Job: Below are some records; retype all of them exactly.

## start Exercise input

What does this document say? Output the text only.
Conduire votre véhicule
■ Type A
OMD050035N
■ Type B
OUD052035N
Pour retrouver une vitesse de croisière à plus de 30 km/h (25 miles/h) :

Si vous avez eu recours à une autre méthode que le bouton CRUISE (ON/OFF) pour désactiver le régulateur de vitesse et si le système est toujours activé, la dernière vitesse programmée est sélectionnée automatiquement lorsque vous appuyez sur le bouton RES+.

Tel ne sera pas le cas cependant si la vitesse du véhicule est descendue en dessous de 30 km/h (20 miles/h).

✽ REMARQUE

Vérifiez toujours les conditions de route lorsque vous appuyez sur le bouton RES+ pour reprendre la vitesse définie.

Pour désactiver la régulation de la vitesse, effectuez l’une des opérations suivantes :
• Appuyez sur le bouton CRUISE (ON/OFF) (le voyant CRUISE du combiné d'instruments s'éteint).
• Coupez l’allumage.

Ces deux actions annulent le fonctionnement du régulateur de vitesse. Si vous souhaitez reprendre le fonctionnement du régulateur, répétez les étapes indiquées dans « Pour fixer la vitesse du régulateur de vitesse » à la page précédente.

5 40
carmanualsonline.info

## end Exercise input

Solution for this task:
What does this document say? Output the text only.
Conduire votre véhicule
■ Type A
OMD050035N
■ Type B
OUD052035N
Pour retrouver une vitesse de croisière à plus de 30 km/h (25 miles/h) :

Si vous avez eu recours à une autre méthode que le bouton CRUISE (ON/OFF) pour désactiver le régulateur de vitesse et si le système est toujours activé, la dernière vitesse programmée est sélectionnée automatiquement lorsque vous appuyez sur le bouton RES+.

Tel ne sera pas le cas cependant si la vitesse du véhicule est descendue en dessous de 30 km/h (20 miles/h).

✽ REMARQUE

Vérifiez toujours les conditions de route lorsque vous appuyez sur le bouton RES+ pour reprendre la vitesse définie.

Pour désactiver la régulation de la vitesse, effectuez l’une des opérations suivantes :
• Appuyez sur le bouton CRUISE (ON/OFF) (le voyant CRUISE du combiné d'instruments s'éteint).
• Coupez l’allumage.

Ces deux actions annulent le fonctionnement du régulateur de vitesse. Si vous souhaitez reprendre le fonctionnement du régulateur, répétez les étapes indiquées dans « Pour fixer la vitesse du régulateur de vitesse » à la page précédente.

5 40
carmanualsonline.info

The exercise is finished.